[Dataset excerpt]
....

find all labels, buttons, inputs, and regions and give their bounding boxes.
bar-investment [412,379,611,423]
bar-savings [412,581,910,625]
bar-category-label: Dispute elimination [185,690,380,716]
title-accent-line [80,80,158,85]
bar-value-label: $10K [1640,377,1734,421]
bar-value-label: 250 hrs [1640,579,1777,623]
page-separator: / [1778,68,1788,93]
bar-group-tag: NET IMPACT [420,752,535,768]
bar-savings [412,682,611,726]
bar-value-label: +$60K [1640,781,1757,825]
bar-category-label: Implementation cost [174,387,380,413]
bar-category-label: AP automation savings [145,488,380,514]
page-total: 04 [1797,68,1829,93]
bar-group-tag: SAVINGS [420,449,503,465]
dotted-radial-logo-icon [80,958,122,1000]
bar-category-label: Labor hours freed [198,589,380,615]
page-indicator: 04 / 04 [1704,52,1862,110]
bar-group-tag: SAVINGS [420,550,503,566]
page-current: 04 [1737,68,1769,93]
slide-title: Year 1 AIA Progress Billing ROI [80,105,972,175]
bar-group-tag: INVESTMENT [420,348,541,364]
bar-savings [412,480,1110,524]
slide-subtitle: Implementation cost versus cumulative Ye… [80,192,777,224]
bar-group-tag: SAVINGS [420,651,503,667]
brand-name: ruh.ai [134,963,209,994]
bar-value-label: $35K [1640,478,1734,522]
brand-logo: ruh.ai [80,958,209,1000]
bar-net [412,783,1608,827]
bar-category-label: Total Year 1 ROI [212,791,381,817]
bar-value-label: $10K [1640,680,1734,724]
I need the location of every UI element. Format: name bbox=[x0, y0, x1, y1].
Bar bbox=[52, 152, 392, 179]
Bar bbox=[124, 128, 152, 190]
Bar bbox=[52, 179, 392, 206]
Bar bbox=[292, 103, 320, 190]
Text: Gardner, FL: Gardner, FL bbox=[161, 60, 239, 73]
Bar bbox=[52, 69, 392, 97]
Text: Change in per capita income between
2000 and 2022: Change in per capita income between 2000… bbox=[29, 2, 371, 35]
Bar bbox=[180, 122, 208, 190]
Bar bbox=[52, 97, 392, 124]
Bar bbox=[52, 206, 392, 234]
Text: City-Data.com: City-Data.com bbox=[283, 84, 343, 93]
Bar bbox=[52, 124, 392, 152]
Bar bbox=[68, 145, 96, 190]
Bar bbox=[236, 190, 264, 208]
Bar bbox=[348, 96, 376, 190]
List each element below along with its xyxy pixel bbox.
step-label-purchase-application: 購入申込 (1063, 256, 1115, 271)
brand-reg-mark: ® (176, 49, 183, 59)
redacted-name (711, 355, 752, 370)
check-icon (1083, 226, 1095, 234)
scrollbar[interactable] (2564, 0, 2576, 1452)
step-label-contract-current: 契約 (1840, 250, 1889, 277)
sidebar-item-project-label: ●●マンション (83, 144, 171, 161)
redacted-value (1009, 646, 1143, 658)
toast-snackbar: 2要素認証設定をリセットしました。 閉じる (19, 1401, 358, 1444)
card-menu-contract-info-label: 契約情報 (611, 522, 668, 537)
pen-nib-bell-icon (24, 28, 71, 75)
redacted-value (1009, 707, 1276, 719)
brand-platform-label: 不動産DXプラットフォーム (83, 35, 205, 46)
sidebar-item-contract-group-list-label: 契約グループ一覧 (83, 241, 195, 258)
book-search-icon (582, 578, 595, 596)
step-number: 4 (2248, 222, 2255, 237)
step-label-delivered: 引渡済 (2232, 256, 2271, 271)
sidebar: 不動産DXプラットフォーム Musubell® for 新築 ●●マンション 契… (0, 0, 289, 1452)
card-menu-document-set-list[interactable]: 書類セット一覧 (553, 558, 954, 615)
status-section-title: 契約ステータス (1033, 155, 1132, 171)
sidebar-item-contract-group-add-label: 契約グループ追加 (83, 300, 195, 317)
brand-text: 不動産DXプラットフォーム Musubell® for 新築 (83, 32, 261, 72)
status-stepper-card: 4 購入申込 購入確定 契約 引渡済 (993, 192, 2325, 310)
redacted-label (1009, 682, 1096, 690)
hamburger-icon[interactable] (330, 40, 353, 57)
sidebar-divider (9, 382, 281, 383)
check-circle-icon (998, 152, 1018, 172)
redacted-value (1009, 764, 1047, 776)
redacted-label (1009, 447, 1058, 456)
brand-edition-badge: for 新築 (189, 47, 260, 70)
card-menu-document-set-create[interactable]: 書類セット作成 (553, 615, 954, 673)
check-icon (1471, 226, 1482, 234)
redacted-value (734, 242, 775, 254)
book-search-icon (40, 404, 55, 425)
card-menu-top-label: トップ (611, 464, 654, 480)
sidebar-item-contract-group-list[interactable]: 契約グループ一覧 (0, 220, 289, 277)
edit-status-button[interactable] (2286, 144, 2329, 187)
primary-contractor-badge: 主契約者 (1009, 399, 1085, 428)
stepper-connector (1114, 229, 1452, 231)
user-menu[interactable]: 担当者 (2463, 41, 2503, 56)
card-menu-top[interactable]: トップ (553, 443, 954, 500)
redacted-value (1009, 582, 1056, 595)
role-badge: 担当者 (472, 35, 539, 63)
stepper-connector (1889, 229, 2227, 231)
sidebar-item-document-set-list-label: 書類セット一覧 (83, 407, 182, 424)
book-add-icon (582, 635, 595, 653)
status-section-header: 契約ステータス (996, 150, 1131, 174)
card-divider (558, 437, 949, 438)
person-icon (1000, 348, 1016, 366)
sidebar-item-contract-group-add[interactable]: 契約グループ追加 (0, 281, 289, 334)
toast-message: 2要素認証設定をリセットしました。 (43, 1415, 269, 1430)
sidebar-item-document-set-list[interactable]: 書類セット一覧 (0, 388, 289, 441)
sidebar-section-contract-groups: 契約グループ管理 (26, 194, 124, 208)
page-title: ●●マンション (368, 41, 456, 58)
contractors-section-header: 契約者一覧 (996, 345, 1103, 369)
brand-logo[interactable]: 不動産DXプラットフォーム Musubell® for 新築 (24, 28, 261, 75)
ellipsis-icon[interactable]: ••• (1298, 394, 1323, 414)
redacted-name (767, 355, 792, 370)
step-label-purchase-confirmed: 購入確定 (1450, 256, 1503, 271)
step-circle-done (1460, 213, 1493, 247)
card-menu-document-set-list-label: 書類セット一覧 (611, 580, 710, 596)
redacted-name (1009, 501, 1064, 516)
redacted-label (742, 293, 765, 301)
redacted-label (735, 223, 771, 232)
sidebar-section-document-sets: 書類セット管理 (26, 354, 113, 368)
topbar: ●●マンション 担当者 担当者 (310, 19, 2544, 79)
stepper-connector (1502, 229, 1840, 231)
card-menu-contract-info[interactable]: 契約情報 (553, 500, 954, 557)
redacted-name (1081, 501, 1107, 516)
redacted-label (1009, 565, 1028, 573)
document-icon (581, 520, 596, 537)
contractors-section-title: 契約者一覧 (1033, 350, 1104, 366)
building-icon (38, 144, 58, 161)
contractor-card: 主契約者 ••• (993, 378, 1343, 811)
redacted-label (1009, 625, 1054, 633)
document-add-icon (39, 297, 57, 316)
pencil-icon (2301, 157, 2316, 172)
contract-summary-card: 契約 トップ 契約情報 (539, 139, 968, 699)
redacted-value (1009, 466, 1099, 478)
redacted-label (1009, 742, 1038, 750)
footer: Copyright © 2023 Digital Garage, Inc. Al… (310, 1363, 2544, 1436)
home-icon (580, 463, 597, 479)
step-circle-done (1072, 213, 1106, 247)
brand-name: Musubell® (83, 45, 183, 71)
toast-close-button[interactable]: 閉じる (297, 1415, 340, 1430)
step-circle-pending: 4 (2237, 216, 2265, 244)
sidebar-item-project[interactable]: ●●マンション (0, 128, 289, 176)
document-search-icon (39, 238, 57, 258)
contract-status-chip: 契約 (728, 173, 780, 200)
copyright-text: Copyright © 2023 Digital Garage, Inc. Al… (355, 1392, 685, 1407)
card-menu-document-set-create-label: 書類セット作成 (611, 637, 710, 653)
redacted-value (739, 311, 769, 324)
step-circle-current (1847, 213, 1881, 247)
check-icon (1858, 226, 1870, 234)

....

# [THE PROBLEM]
Starting at the beginning of the listing and ending at the line containing "bar-value-label: +$60K [1640,781,1757,825]", switch every "bar-savings" to "bar-benefit" and give those lines back with nothing else changed.

# [SOLUTION TO THIS PROBLEM]
find all labels, buttons, inputs, and regions and give their bounding boxes.
bar-investment [412,379,611,423]
bar-benefit [412,581,910,625]
bar-category-label: Dispute elimination [185,690,380,716]
title-accent-line [80,80,158,85]
bar-value-label: $10K [1640,377,1734,421]
bar-value-label: 250 hrs [1640,579,1777,623]
page-separator: / [1778,68,1788,93]
bar-group-tag: NET IMPACT [420,752,535,768]
bar-benefit [412,682,611,726]
bar-value-label: +$60K [1640,781,1757,825]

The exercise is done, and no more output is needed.